■ What you need to do:
Copy every line of the data exactly, leaving nothing out.

────────

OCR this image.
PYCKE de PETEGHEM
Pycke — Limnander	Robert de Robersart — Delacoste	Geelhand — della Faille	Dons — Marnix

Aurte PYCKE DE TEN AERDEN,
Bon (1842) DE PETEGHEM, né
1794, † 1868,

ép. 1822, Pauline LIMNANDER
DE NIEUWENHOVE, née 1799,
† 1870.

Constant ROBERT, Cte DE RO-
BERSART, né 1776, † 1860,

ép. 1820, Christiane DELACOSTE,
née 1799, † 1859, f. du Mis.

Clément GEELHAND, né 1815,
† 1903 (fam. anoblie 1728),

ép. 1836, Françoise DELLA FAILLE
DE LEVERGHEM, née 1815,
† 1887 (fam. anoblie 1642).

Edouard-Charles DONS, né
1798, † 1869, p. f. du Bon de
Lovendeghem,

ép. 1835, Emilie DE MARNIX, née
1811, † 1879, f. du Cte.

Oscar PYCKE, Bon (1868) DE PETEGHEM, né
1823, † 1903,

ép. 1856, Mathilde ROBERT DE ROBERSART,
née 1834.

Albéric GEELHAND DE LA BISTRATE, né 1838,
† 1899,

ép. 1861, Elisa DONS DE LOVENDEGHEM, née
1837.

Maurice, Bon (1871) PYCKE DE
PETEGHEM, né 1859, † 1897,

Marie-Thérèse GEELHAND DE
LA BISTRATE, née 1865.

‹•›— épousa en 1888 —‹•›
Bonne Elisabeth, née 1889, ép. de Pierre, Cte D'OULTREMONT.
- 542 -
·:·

────────

■ Output of the exercise:
OCR this image.
PYCKE de PETEGHEM
Pycke — Limnander	Robert de Robersart — Delacoste	Geelhand — della Faille	Dons — Marnix

Aurte PYCKE DE TEN AERDEN,
Bon (1842) DE PETEGHEM, né
1794, † 1868,

ép. 1822, Pauline LIMNANDER
DE NIEUWENHOVE, née 1799,
† 1870.

Constant ROBERT, Cte DE RO-
BERSART, né 1776, † 1860,

ép. 1820, Christiane DELACOSTE,
née 1799, † 1859, f. du Mis.

Clément GEELHAND, né 1815,
† 1903 (fam. anoblie 1728),

ép. 1836, Françoise DELLA FAILLE
DE LEVERGHEM, née 1815,
† 1887 (fam. anoblie 1642).

Edouard-Charles DONS, né
1798, † 1869, p. f. du Bon de
Lovendeghem,

ép. 1835, Emilie DE MARNIX, née
1811, † 1879, f. du Cte.

Oscar PYCKE, Bon (1868) DE PETEGHEM, né
1823, † 1903,

ép. 1856, Mathilde ROBERT DE ROBERSART,
née 1834.

Albéric GEELHAND DE LA BISTRATE, né 1838,
† 1899,

ép. 1861, Elisa DONS DE LOVENDEGHEM, née
1837.

Maurice, Bon (1871) PYCKE DE
PETEGHEM, né 1859, † 1897,

Marie-Thérèse GEELHAND DE
LA BISTRATE, née 1865.

‹•›— épousa en 1888 —‹•›
Bonne Elisabeth, née 1889, ép. de Pierre, Cte D'OULTREMONT.
- 542 -
·:·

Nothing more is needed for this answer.